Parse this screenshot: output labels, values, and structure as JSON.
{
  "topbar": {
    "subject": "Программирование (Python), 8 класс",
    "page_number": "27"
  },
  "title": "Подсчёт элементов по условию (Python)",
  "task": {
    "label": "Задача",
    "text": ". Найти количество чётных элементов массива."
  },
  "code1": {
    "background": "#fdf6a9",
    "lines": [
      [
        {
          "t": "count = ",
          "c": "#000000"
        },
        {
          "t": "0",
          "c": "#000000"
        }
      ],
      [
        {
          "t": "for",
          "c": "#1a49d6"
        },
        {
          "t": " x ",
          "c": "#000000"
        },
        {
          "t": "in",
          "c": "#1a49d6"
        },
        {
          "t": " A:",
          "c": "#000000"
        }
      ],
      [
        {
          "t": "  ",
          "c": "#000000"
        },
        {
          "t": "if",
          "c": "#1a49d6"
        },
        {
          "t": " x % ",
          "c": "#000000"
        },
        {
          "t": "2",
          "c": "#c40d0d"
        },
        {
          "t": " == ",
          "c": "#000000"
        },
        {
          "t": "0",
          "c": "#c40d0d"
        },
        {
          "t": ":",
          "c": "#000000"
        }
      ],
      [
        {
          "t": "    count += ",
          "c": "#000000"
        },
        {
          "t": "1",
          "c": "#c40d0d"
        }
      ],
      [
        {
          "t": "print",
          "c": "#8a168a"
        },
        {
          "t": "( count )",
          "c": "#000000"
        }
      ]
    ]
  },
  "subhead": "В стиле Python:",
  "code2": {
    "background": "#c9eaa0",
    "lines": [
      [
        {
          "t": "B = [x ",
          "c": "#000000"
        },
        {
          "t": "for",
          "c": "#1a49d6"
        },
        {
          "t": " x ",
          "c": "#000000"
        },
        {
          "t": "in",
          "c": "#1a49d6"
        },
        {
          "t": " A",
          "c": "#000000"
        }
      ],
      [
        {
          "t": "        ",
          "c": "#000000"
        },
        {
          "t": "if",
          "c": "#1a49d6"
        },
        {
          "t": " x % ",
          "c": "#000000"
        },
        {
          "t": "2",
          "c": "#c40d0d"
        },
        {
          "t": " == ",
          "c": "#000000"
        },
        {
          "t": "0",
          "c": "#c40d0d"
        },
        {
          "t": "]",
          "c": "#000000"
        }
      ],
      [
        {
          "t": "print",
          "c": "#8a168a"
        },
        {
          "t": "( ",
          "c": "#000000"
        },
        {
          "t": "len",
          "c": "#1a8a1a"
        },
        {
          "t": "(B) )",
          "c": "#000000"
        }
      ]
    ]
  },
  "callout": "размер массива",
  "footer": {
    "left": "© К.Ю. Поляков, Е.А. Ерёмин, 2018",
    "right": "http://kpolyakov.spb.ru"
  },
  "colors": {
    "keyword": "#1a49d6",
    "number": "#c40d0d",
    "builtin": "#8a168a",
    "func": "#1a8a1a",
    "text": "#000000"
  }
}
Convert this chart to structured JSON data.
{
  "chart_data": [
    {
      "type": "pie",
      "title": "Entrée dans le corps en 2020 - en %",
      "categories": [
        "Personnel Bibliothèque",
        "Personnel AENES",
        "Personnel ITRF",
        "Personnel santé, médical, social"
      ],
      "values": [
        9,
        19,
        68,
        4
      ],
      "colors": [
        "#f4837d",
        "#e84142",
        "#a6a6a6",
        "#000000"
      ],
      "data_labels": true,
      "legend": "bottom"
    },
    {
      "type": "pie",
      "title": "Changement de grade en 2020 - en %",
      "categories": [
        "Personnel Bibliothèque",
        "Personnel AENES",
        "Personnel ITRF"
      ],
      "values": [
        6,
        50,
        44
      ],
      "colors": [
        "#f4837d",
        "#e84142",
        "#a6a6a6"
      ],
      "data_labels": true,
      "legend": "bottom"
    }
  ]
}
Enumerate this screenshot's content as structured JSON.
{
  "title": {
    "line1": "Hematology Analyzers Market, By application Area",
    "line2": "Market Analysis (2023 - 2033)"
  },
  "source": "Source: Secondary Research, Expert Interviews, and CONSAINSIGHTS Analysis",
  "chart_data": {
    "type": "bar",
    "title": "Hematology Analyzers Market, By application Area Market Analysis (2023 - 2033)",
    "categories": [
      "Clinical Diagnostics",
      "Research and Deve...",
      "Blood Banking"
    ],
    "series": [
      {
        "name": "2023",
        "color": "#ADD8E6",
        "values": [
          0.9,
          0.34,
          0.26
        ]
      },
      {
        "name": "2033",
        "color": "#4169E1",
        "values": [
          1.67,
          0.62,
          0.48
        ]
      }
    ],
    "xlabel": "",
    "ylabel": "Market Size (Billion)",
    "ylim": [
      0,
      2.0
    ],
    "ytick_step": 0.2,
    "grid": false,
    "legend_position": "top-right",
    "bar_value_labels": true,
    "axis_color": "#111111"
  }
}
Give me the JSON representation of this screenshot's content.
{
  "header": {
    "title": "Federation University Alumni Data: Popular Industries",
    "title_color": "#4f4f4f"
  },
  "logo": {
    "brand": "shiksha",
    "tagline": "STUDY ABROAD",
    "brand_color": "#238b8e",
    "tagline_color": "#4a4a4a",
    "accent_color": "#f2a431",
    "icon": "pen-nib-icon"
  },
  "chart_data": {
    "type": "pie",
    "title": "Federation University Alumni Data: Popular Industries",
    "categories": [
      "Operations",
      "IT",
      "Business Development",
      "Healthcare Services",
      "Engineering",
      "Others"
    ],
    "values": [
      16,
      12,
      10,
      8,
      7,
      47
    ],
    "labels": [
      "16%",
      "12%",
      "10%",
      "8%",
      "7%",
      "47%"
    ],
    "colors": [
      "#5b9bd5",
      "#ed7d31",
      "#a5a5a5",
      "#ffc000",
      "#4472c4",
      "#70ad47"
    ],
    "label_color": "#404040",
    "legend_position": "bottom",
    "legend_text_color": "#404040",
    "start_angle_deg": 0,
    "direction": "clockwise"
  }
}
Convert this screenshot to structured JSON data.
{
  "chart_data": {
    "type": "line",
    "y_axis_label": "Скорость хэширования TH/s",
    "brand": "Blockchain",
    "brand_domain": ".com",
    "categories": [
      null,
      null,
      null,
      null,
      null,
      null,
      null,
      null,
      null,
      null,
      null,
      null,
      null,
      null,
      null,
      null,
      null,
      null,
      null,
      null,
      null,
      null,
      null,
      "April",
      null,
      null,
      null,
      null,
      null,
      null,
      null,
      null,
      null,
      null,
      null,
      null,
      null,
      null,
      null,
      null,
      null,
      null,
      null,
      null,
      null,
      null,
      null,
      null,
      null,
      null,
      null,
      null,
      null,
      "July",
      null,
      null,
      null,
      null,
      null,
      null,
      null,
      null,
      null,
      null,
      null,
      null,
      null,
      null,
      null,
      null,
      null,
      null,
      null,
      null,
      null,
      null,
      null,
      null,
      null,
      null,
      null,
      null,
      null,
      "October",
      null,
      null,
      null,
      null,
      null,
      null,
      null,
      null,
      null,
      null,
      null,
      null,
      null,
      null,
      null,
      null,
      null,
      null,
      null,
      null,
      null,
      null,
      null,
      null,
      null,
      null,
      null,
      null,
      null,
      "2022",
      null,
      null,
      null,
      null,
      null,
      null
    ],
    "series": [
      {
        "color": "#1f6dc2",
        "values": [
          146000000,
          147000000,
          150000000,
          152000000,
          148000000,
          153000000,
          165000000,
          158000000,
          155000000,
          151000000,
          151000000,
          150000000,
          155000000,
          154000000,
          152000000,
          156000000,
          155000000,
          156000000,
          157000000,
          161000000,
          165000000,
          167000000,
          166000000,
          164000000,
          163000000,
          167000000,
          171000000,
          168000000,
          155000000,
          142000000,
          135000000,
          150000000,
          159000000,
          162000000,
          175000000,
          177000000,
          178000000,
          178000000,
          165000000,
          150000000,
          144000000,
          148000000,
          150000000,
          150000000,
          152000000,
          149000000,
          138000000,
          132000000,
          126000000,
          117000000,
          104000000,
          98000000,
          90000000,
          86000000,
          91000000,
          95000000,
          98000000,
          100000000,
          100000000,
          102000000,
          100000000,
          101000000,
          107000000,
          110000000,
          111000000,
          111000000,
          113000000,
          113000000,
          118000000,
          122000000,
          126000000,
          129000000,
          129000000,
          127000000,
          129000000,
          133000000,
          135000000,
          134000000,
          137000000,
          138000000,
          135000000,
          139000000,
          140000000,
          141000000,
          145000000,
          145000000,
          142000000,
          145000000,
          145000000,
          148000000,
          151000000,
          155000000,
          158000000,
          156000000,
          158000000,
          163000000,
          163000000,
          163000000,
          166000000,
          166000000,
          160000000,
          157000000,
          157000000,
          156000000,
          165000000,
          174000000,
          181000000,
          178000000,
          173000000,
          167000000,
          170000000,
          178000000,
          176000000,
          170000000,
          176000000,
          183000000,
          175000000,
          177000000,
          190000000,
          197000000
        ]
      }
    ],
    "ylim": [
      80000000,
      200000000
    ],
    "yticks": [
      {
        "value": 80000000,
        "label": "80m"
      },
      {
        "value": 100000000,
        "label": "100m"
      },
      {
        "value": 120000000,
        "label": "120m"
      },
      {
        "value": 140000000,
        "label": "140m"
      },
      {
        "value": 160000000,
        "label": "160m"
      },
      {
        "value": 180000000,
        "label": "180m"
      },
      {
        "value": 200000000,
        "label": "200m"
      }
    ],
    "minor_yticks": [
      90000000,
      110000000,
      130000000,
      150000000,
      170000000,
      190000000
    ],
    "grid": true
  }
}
--
* _Problem description_:
Identify every line holding the word "Hematology" and copy it out.

* _Reply_:
    "line1": "Hematology Analyzers Market, By application Area",
    "title": "Hematology Analyzers Market, By application Area Market Analysis (2023 - 2033)",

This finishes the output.